Dataset content:
+ + + + + + +

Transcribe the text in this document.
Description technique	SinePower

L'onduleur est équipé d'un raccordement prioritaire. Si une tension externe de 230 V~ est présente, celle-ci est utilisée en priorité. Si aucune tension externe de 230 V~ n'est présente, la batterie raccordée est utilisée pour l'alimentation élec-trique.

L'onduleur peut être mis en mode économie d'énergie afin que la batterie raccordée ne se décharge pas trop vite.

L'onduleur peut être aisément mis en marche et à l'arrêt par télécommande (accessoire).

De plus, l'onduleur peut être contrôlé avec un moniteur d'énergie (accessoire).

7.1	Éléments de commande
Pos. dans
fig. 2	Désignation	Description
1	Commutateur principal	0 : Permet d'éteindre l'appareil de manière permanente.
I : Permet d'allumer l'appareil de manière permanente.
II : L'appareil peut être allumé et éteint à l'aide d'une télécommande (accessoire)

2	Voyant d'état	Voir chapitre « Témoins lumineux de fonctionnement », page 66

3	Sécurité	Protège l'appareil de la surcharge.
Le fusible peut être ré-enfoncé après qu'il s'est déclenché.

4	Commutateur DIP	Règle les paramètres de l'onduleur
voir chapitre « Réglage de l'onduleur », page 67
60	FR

+ + + + + + +

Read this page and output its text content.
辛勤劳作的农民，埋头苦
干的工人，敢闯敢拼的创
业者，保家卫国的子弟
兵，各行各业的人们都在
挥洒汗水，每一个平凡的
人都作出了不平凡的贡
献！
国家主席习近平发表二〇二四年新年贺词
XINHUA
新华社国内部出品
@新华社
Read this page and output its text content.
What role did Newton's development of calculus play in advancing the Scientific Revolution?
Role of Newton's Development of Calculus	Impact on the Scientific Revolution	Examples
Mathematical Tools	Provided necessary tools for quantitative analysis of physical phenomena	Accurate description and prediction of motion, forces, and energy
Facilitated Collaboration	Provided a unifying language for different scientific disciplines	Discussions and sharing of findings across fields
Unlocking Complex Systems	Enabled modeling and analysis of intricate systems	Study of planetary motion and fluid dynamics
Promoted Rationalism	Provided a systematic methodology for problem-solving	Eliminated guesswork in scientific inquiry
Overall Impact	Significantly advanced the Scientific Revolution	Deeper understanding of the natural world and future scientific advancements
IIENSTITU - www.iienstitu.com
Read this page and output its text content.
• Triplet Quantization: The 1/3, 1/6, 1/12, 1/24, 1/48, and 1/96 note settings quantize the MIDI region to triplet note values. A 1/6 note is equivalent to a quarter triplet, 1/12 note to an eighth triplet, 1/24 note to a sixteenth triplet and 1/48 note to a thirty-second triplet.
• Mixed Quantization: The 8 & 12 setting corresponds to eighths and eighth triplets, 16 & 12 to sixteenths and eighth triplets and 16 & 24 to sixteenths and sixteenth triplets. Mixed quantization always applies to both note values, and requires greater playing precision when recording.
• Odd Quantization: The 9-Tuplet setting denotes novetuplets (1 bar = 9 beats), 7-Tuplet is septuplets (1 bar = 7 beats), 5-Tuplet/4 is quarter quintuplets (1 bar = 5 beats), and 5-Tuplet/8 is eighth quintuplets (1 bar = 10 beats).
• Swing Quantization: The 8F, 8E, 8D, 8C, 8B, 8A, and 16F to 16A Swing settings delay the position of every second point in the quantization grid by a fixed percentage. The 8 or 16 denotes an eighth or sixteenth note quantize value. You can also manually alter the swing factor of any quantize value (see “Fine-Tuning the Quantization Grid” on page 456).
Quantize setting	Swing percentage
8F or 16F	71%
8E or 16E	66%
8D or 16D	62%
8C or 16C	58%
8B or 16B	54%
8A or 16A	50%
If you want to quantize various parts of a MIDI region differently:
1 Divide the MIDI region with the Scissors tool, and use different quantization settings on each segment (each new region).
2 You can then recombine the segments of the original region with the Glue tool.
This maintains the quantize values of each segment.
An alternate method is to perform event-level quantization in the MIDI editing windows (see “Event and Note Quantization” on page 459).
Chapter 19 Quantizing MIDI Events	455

+ + + + + + +

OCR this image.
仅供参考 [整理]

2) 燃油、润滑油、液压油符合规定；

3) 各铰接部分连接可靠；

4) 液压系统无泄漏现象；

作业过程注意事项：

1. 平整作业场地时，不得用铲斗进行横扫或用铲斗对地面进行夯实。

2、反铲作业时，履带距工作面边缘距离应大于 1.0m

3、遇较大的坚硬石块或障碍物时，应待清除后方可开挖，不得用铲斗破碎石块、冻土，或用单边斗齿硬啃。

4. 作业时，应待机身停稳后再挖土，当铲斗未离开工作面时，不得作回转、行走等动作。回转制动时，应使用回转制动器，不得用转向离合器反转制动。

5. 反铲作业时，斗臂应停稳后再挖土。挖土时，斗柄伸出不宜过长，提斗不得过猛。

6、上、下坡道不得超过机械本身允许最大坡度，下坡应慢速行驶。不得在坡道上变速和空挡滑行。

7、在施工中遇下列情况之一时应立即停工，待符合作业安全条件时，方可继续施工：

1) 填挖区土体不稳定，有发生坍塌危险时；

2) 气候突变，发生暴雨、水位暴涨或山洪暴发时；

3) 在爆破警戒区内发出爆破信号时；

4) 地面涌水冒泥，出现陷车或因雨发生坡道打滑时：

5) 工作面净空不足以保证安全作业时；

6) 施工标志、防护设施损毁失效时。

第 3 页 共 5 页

+ + + + + + +

Given task: Copy each line from the records above that includes the string "chapitre".

Solved exercise:
2	Voyant d'état	Voir chapitre « Témoins lumineux de fonctionnement », page 66
voir chapitre « Réglage de l'onduleur », page 67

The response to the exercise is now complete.